++++ Input records

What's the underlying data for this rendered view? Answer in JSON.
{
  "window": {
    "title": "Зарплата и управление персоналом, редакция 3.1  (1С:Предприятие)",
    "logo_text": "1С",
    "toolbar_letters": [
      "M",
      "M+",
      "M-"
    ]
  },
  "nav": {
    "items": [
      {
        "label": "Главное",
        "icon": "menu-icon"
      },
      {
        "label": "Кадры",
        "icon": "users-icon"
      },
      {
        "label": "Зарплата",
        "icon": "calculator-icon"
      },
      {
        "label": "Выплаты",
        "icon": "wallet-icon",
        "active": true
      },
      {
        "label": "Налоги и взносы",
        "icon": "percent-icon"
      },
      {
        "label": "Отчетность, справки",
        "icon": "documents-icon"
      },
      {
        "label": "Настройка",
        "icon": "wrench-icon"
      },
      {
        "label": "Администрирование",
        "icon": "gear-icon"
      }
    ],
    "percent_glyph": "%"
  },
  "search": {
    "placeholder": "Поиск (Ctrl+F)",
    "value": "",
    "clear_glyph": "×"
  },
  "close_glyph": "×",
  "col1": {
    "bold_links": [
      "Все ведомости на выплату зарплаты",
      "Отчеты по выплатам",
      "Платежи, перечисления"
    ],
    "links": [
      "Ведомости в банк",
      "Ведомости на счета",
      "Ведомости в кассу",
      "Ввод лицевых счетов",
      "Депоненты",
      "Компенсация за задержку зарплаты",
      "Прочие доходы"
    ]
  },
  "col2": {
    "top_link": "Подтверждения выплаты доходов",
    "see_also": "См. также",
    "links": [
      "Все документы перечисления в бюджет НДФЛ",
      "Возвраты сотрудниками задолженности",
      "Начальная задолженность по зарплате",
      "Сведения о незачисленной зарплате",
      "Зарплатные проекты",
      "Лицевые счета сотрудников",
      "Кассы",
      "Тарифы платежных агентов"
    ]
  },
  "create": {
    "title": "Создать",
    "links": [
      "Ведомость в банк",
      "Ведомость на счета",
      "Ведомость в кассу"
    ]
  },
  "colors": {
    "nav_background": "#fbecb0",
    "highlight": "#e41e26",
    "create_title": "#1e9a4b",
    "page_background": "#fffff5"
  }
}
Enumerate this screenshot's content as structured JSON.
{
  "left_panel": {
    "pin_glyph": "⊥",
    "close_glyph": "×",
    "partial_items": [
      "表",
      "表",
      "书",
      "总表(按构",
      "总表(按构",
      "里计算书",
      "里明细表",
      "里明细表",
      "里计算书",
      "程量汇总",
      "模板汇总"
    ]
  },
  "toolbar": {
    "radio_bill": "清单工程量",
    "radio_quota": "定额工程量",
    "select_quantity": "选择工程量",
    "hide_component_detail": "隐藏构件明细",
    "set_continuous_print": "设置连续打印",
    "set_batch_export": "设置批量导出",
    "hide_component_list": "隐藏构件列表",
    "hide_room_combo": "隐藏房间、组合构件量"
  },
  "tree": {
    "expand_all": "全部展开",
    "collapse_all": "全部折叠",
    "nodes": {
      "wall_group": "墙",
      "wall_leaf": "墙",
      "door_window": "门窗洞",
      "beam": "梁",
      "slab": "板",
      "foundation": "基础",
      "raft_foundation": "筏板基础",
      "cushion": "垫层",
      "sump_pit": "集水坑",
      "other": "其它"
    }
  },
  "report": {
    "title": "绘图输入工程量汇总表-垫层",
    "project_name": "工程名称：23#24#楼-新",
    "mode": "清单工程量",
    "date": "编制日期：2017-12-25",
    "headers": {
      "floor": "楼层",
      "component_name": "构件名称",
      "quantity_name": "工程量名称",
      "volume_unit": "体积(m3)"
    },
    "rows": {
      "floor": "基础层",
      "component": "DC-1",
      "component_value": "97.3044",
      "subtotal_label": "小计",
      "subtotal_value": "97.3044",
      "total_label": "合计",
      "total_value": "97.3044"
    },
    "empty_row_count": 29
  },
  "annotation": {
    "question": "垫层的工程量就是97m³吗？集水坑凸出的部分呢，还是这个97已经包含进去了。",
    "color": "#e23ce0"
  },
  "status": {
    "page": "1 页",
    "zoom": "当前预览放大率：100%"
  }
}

++++++++

_What is expected_. From the entries above, collect every line with the string "icon" in it.

_Task answer_.
        "icon": "menu-icon"
        "icon": "users-icon"
        "icon": "calculator-icon"
        "icon": "wallet-icon",
        "icon": "percent-icon"
        "icon": "documents-icon"
        "icon": "wrench-icon"
        "icon": "gear-icon"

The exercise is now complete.